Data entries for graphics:
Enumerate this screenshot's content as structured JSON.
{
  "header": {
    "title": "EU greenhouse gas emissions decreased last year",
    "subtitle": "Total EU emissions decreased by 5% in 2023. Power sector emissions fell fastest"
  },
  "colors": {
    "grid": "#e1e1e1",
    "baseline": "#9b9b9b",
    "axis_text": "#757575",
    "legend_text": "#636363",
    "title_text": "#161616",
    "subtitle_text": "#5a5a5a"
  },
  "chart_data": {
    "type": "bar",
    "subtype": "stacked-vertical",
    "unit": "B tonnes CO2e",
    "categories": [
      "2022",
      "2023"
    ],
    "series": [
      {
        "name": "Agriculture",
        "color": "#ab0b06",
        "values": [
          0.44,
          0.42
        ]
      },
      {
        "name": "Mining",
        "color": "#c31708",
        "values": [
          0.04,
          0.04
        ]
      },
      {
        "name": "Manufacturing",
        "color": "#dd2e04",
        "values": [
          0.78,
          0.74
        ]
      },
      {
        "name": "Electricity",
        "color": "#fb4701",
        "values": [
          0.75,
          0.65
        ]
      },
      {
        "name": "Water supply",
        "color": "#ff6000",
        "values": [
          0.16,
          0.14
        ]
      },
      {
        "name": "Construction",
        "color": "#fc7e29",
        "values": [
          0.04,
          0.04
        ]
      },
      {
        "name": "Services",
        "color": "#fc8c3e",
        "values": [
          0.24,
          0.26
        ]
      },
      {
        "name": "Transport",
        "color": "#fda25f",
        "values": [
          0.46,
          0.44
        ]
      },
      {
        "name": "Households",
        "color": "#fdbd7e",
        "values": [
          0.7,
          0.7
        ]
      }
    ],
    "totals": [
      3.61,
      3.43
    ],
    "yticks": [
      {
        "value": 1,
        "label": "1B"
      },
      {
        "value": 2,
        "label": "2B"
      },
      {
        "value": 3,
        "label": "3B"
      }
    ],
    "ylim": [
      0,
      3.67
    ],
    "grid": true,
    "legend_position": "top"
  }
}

#### [What to do]
Copy every line of the records word for word.

#### [Answer to the task]
Enumerate this screenshot's content as structured JSON.
{
  "header": {
    "title": "EU greenhouse gas emissions decreased last year",
    "subtitle": "Total EU emissions decreased by 5% in 2023. Power sector emissions fell fastest"
  },
  "colors": {
    "grid": "#e1e1e1",
    "baseline": "#9b9b9b",
    "axis_text": "#757575",
    "legend_text": "#636363",
    "title_text": "#161616",
    "subtitle_text": "#5a5a5a"
  },
  "chart_data": {
    "type": "bar",
    "subtype": "stacked-vertical",
    "unit": "B tonnes CO2e",
    "categories": [
      "2022",
      "2023"
    ],
    "series": [
      {
        "name": "Agriculture",
        "color": "#ab0b06",
        "values": [
          0.44,
          0.42
        ]
      },
      {
        "name": "Mining",
        "color": "#c31708",
        "values": [
          0.04,
          0.04
        ]
      },
      {
        "name": "Manufacturing",
        "color": "#dd2e04",
        "values": [
          0.78,
          0.74
        ]
      },
      {
        "name": "Electricity",
        "color": "#fb4701",
        "values": [
          0.75,
          0.65
        ]
      },
      {
        "name": "Water supply",
        "color": "#ff6000",
        "values": [
          0.16,
          0.14
        ]
      },
      {
        "name": "Construction",
        "color": "#fc7e29",
        "values": [
          0.04,
          0.04
        ]
      },
      {
        "name": "Services",
        "color": "#fc8c3e",
        "values": [
          0.24,
          0.26
        ]
      },
      {
        "name": "Transport",
        "color": "#fda25f",
        "values": [
          0.46,
          0.44
        ]
      },
      {
        "name": "Households",
        "color": "#fdbd7e",
        "values": [
          0.7,
          0.7
        ]
      }
    ],
    "totals": [
      3.61,
      3.43
    ],
    "yticks": [
      {
        "value": 1,
        "label": "1B"
      },
      {
        "value": 2,
        "label": "2B"
      },
      {
        "value": 3,
        "label": "3B"
      }
    ],
    "ylim": [
      0,
      3.67
    ],
    "grid": true,
    "legend_position": "top"
  }
}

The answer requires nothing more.